== Data for processing ==
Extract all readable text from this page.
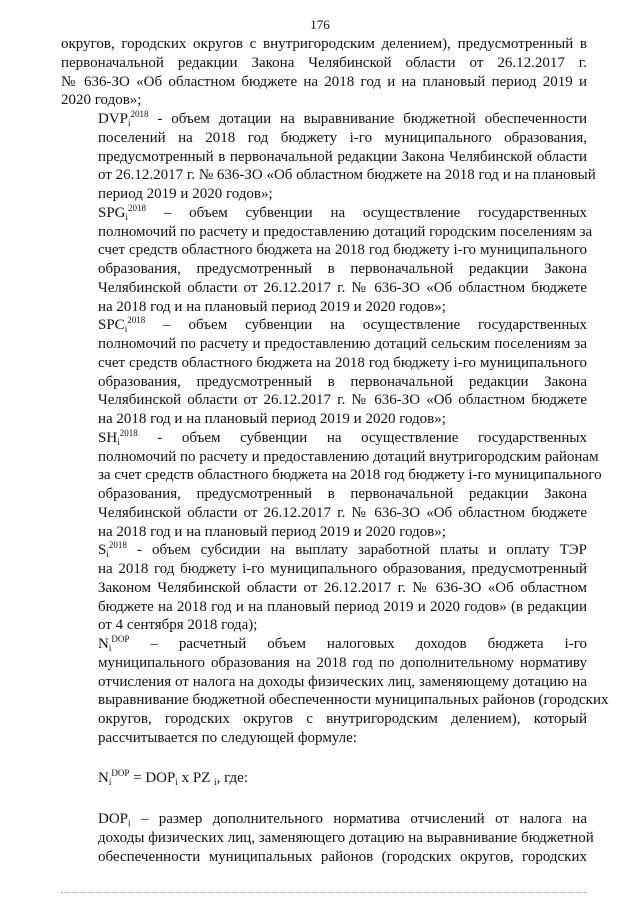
176
округов, городских округов с внутригородским делением), предусмотренный в
первоначальной редакции Закона Челябинской области от 26.12.2017 г.
№ 636-ЗО «Об областном бюджете на 2018 год и на плановый период 2019 и
2020 годов»;
$DVP_i^{2018}$ - объем дотации на выравнивание бюджетной обеспеченности
поселений на 2018 год бюджету i-го муниципального образования,
предусмотренный в первоначальной редакции Закона Челябинской области
от 26.12.2017 г. № 636-ЗО «Об областном бюджете на 2018 год и на плановый
период 2019 и 2020 годов»;
$SPG_i^{2018}$ – объем субвенции на осуществление государственных
полномочий по расчету и предоставлению дотаций городским поселениям за
счет средств областного бюджета на 2018 год бюджету i-го муниципального
образования, предусмотренный в первоначальной редакции Закона
Челябинской области от 26.12.2017 г. № 636-ЗО «Об областном бюджете
на 2018 год и на плановый период 2019 и 2020 годов»;
$SPC_i^{2018}$ – объем субвенции на осуществление государственных
полномочий по расчету и предоставлению дотаций сельским поселениям за
счет средств областного бюджета на 2018 год бюджету i-го муниципального
образования, предусмотренный в первоначальной редакции Закона
Челябинской области от 26.12.2017 г. № 636-ЗО «Об областном бюджете
на 2018 год и на плановый период 2019 и 2020 годов»;
$SH_i^{2018}$ - объем субвенции на осуществление государственных
полномочий по расчету и предоставлению дотаций внутригородским районам
за счет средств областного бюджета на 2018 год бюджету i-го муниципального
образования, предусмотренный в первоначальной редакции Закона
Челябинской области от 26.12.2017 г. № 636-ЗО «Об областном бюджете
на 2018 год и на плановый период 2019 и 2020 годов»;
$S_i^{2018}$ - объем субсидии на выплату заработной платы и оплату ТЭР
на 2018 год бюджету i-го муниципального образования, предусмотренный
Законом Челябинской области от 26.12.2017 г. № 636-ЗО «Об областном
бюджете на 2018 год и на плановый период 2019 и 2020 годов» (в редакции
от 4 сентября 2018 года);
$N_i^{DOP}$ – расчетный объем налоговых доходов бюджета i-го
муниципального образования на 2018 год по дополнительному нормативу
отчисления от налога на доходы физических лиц, заменяющему дотацию на
выравнивание бюджетной обеспеченности муниципальных районов (городских
округов, городских округов с внутригородским делением), который
рассчитывается по следующей формуле:
$N_i^{DOP} = DOP_i$ x PZ $_i$, где:
$DOP_i$ – размер дополнительного норматива отчислений от налога на
доходы физических лиц, заменяющего дотацию на выравнивание бюджетной
обеспеченности муниципальных районов (городских округов, городских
===
● **Problem description**
Write out the material above again, word for word, minus its pictures.

● **Output**
Extract all readable text from this page.
176
округов, городских округов с внутригородским делением), предусмотренный в
первоначальной редакции Закона Челябинской области от 26.12.2017 г.
№ 636-ЗО «Об областном бюджете на 2018 год и на плановый период 2019 и
2020 годов»;
$DVP_i^{2018}$ - объем дотации на выравнивание бюджетной обеспеченности
поселений на 2018 год бюджету i-го муниципального образования,
предусмотренный в первоначальной редакции Закона Челябинской области
от 26.12.2017 г. № 636-ЗО «Об областном бюджете на 2018 год и на плановый
период 2019 и 2020 годов»;
$SPG_i^{2018}$ – объем субвенции на осуществление государственных
полномочий по расчету и предоставлению дотаций городским поселениям за
счет средств областного бюджета на 2018 год бюджету i-го муниципального
образования, предусмотренный в первоначальной редакции Закона
Челябинской области от 26.12.2017 г. № 636-ЗО «Об областном бюджете
на 2018 год и на плановый период 2019 и 2020 годов»;
$SPC_i^{2018}$ – объем субвенции на осуществление государственных
полномочий по расчету и предоставлению дотаций сельским поселениям за
счет средств областного бюджета на 2018 год бюджету i-го муниципального
образования, предусмотренный в первоначальной редакции Закона
Челябинской области от 26.12.2017 г. № 636-ЗО «Об областном бюджете
на 2018 год и на плановый период 2019 и 2020 годов»;
$SH_i^{2018}$ - объем субвенции на осуществление государственных
полномочий по расчету и предоставлению дотаций внутригородским районам
за счет средств областного бюджета на 2018 год бюджету i-го муниципального
образования, предусмотренный в первоначальной редакции Закона
Челябинской области от 26.12.2017 г. № 636-ЗО «Об областном бюджете
на 2018 год и на плановый период 2019 и 2020 годов»;
$S_i^{2018}$ - объем субсидии на выплату заработной платы и оплату ТЭР
на 2018 год бюджету i-го муниципального образования, предусмотренный
Законом Челябинской области от 26.12.2017 г. № 636-ЗО «Об областном
бюджете на 2018 год и на плановый период 2019 и 2020 годов» (в редакции
от 4 сентября 2018 года);
$N_i^{DOP}$ – расчетный объем налоговых доходов бюджета i-го
муниципального образования на 2018 год по дополнительному нормативу
отчисления от налога на доходы физических лиц, заменяющему дотацию на
выравнивание бюджетной обеспеченности муниципальных районов (городских
округов, городских округов с внутригородским делением), который
рассчитывается по следующей формуле:
$N_i^{DOP} = DOP_i$ x PZ $_i$, где:
$DOP_i$ – размер дополнительного норматива отчислений от налога на
доходы физических лиц, заменяющего дотацию на выравнивание бюджетной
обеспеченности муниципальных районов (городских округов, городских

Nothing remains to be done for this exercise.